Copy the lines of the listing below without altering any of them.

(Element and coordinate records)

# # # # #

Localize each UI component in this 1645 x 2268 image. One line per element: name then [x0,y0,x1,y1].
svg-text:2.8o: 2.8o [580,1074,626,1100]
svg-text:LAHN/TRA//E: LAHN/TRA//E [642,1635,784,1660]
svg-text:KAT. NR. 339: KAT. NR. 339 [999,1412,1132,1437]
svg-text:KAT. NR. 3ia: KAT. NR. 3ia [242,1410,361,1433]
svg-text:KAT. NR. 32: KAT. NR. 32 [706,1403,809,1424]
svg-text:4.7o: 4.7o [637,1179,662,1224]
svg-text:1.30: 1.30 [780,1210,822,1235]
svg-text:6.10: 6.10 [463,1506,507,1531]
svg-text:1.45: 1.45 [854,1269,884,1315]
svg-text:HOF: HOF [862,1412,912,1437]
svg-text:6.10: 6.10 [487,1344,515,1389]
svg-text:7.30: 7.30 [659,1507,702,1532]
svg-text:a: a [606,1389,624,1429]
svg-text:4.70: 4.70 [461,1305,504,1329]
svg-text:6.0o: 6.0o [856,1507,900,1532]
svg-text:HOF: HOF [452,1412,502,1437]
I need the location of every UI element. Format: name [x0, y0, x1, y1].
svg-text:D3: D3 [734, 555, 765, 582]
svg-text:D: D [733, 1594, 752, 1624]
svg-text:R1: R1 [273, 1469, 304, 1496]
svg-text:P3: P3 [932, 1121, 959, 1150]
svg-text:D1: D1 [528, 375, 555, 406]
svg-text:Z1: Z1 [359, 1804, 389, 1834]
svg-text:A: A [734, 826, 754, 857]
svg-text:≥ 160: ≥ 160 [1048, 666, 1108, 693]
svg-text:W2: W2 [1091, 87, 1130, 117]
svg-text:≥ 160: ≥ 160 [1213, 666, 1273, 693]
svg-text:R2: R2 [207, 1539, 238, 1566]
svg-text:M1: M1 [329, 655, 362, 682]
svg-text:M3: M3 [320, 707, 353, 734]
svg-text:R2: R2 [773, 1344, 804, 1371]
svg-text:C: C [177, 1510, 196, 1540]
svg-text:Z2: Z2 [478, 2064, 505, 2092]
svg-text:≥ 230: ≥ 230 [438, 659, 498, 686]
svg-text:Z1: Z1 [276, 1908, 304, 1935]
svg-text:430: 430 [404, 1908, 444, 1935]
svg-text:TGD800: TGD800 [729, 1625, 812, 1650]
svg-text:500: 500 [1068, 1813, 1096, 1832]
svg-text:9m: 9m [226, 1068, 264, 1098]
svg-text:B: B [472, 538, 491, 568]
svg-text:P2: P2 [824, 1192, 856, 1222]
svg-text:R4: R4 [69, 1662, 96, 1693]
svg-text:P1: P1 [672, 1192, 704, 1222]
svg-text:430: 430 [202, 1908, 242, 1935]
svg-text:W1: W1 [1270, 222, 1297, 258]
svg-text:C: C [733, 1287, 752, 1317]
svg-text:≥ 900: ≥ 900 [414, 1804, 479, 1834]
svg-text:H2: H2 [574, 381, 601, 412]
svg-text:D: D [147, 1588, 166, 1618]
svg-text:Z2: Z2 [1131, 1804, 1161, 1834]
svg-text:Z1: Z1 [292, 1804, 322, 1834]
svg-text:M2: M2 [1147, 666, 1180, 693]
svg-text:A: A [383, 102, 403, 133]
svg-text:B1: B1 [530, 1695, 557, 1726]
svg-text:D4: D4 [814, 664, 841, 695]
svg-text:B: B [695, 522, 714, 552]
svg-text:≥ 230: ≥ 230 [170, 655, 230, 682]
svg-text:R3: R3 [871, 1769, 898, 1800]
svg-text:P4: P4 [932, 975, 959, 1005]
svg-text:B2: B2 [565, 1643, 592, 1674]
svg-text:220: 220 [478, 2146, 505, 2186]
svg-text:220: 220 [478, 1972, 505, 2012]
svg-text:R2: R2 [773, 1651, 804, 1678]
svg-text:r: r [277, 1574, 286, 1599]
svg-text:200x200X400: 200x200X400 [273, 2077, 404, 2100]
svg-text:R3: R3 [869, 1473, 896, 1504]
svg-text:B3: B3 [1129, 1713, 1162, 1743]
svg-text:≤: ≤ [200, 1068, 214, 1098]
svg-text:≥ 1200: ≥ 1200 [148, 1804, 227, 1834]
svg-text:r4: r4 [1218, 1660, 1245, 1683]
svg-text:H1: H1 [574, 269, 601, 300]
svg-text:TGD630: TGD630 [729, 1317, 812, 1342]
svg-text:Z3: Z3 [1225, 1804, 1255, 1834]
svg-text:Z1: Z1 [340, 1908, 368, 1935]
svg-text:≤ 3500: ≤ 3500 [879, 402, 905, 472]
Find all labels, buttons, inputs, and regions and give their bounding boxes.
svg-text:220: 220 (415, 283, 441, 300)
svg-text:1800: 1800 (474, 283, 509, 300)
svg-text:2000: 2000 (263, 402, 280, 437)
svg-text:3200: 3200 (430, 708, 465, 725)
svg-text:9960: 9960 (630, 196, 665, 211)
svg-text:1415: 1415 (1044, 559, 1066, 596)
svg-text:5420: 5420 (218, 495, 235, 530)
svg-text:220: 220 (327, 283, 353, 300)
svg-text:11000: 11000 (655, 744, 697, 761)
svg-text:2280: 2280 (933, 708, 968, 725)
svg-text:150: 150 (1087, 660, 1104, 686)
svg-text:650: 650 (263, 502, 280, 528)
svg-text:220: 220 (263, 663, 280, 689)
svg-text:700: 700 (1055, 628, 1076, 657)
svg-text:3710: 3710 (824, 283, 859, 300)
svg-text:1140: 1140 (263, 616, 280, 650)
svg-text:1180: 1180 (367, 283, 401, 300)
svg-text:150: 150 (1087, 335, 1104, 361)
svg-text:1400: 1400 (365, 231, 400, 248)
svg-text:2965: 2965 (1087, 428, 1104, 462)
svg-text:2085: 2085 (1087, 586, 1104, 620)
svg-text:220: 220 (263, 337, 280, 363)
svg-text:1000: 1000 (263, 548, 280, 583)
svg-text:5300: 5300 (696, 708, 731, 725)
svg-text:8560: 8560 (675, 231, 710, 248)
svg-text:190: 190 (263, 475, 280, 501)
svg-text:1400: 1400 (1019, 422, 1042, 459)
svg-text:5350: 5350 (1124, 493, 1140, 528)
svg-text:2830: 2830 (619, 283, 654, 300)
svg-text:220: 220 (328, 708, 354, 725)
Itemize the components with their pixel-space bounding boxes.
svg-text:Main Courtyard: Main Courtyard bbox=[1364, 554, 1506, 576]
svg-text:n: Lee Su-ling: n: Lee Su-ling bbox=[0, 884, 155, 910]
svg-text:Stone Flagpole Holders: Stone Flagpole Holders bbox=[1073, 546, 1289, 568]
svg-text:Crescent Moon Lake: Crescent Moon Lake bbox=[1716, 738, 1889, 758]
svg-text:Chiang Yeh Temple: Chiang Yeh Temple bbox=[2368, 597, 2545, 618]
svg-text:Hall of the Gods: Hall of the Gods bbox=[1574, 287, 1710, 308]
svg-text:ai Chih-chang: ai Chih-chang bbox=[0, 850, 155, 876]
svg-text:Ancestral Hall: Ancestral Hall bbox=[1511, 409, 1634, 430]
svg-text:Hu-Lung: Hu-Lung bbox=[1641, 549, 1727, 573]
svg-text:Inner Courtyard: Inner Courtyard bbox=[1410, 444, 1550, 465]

# # # # #

#### Task output
Localize each UI component in this 1645 x 2268 image. One line per element: name then [x0,y0,x1,y1].
svg-text:2.8o: 2.8o [580,1074,626,1100]
svg-text:LAHN/TRA//E: LAHN/TRA//E [642,1635,784,1660]
svg-text:KAT. NR. 339: KAT. NR. 339 [999,1412,1132,1437]
svg-text:KAT. NR. 3ia: KAT. NR. 3ia [242,1410,361,1433]
svg-text:KAT. NR. 32: KAT. NR. 32 [706,1403,809,1424]
svg-text:4.7o: 4.7o [637,1179,662,1224]
svg-text:1.30: 1.30 [780,1210,822,1235]
svg-text:6.10: 6.10 [463,1506,507,1531]
svg-text:1.45: 1.45 [854,1269,884,1315]
svg-text:HOF: HOF [862,1412,912,1437]
svg-text:6.10: 6.10 [487,1344,515,1389]
svg-text:7.30: 7.30 [659,1507,702,1532]
svg-text:a: a [606,1389,624,1429]
svg-text:4.70: 4.70 [461,1305,504,1329]
svg-text:6.0o: 6.0o [856,1507,900,1532]
svg-text:HOF: HOF [452,1412,502,1437]
I need the location of every UI element. Format: name [x0, y0, x1, y1].
svg-text:D3: D3 [734, 555, 765, 582]
svg-text:D: D [733, 1594, 752, 1624]
svg-text:R1: R1 [273, 1469, 304, 1496]
svg-text:P3: P3 [932, 1121, 959, 1150]
svg-text:D1: D1 [528, 375, 555, 406]
svg-text:Z1: Z1 [359, 1804, 389, 1834]
svg-text:A: A [734, 826, 754, 857]
svg-text:≥ 160: ≥ 160 [1048, 666, 1108, 693]
svg-text:W2: W2 [1091, 87, 1130, 117]
svg-text:≥ 160: ≥ 160 [1213, 666, 1273, 693]
svg-text:R2: R2 [207, 1539, 238, 1566]
svg-text:M1: M1 [329, 655, 362, 682]
svg-text:M3: M3 [320, 707, 353, 734]
svg-text:R2: R2 [773, 1344, 804, 1371]
svg-text:C: C [177, 1510, 196, 1540]
svg-text:Z2: Z2 [478, 2064, 505, 2092]
svg-text:≥ 230: ≥ 230 [438, 659, 498, 686]
svg-text:Z1: Z1 [276, 1908, 304, 1935]
svg-text:430: 430 [404, 1908, 444, 1935]
svg-text:TGD800: TGD800 [729, 1625, 812, 1650]
svg-text:500: 500 [1068, 1813, 1096, 1832]
svg-text:9m: 9m [226, 1068, 264, 1098]
svg-text:B: B [472, 538, 491, 568]
svg-text:P2: P2 [824, 1192, 856, 1222]
svg-text:R4: R4 [69, 1662, 96, 1693]
svg-text:P1: P1 [672, 1192, 704, 1222]
svg-text:430: 430 [202, 1908, 242, 1935]
svg-text:W1: W1 [1270, 222, 1297, 258]
svg-text:C: C [733, 1287, 752, 1317]
svg-text:≥ 900: ≥ 900 [414, 1804, 479, 1834]
svg-text:H2: H2 [574, 381, 601, 412]
svg-text:D: D [147, 1588, 166, 1618]
svg-text:Z2: Z2 [1131, 1804, 1161, 1834]
svg-text:Z1: Z1 [292, 1804, 322, 1834]
svg-text:M2: M2 [1147, 666, 1180, 693]
svg-text:A: A [383, 102, 403, 133]
svg-text:B1: B1 [530, 1695, 557, 1726]
svg-text:D4: D4 [814, 664, 841, 695]
svg-text:B: B [695, 522, 714, 552]
svg-text:≥ 230: ≥ 230 [170, 655, 230, 682]
svg-text:R3: R3 [871, 1769, 898, 1800]
svg-text:P4: P4 [932, 975, 959, 1005]
svg-text:B2: B2 [565, 1643, 592, 1674]
svg-text:220: 220 [478, 2146, 505, 2186]
svg-text:220: 220 [478, 1972, 505, 2012]
svg-text:R2: R2 [773, 1651, 804, 1678]
svg-text:r: r [277, 1574, 286, 1599]
svg-text:200x200X400: 200x200X400 [273, 2077, 404, 2100]
svg-text:R3: R3 [869, 1473, 896, 1504]
svg-text:B3: B3 [1129, 1713, 1162, 1743]
svg-text:≤: ≤ [200, 1068, 214, 1098]
svg-text:≥ 1200: ≥ 1200 [148, 1804, 227, 1834]
svg-text:r4: r4 [1218, 1660, 1245, 1683]
svg-text:H1: H1 [574, 269, 601, 300]
svg-text:TGD630: TGD630 [729, 1317, 812, 1342]
svg-text:Z3: Z3 [1225, 1804, 1255, 1834]
svg-text:Z1: Z1 [340, 1908, 368, 1935]
svg-text:≤ 3500: ≤ 3500 [879, 402, 905, 472]
Find all labels, buttons, inputs, and regions and give their bounding boxes.
svg-text:220: 220 (415, 283, 441, 300)
svg-text:1800: 1800 (474, 283, 509, 300)
svg-text:2000: 2000 (263, 402, 280, 437)
svg-text:3200: 3200 (430, 708, 465, 725)
svg-text:9960: 9960 (630, 196, 665, 211)
svg-text:1415: 1415 (1044, 559, 1066, 596)
svg-text:5420: 5420 (218, 495, 235, 530)
svg-text:220: 220 (327, 283, 353, 300)
svg-text:11000: 11000 (655, 744, 697, 761)
svg-text:2280: 2280 (933, 708, 968, 725)
svg-text:150: 150 (1087, 660, 1104, 686)
svg-text:650: 650 (263, 502, 280, 528)
svg-text:220: 220 (263, 663, 280, 689)
svg-text:700: 700 (1055, 628, 1076, 657)
svg-text:3710: 3710 (824, 283, 859, 300)
svg-text:1140: 1140 (263, 616, 280, 650)
svg-text:1180: 1180 (367, 283, 401, 300)
svg-text:150: 150 (1087, 335, 1104, 361)
svg-text:1400: 1400 (365, 231, 400, 248)
svg-text:2965: 2965 (1087, 428, 1104, 462)
svg-text:2085: 2085 (1087, 586, 1104, 620)
svg-text:220: 220 (263, 337, 280, 363)
svg-text:1000: 1000 (263, 548, 280, 583)
svg-text:5300: 5300 (696, 708, 731, 725)
svg-text:8560: 8560 (675, 231, 710, 248)
svg-text:190: 190 (263, 475, 280, 501)
svg-text:1400: 1400 (1019, 422, 1042, 459)
svg-text:5350: 5350 (1124, 493, 1140, 528)
svg-text:2830: 2830 (619, 283, 654, 300)
svg-text:220: 220 (328, 708, 354, 725)
Itemize the components with their pixel-space bounding boxes.
svg-text:Main Courtyard: Main Courtyard bbox=[1364, 554, 1506, 576]
svg-text:n: Lee Su-ling: n: Lee Su-ling bbox=[0, 884, 155, 910]
svg-text:Stone Flagpole Holders: Stone Flagpole Holders bbox=[1073, 546, 1289, 568]
svg-text:Crescent Moon Lake: Crescent Moon Lake bbox=[1716, 738, 1889, 758]
svg-text:Chiang Yeh Temple: Chiang Yeh Temple bbox=[2368, 597, 2545, 618]
svg-text:Hall of the Gods: Hall of the Gods bbox=[1574, 287, 1710, 308]
svg-text:ai Chih-chang: ai Chih-chang bbox=[0, 850, 155, 876]
svg-text:Ancestral Hall: Ancestral Hall bbox=[1511, 409, 1634, 430]
svg-text:Hu-Lung: Hu-Lung bbox=[1641, 549, 1727, 573]
svg-text:Inner Courtyard: Inner Courtyard bbox=[1410, 444, 1550, 465]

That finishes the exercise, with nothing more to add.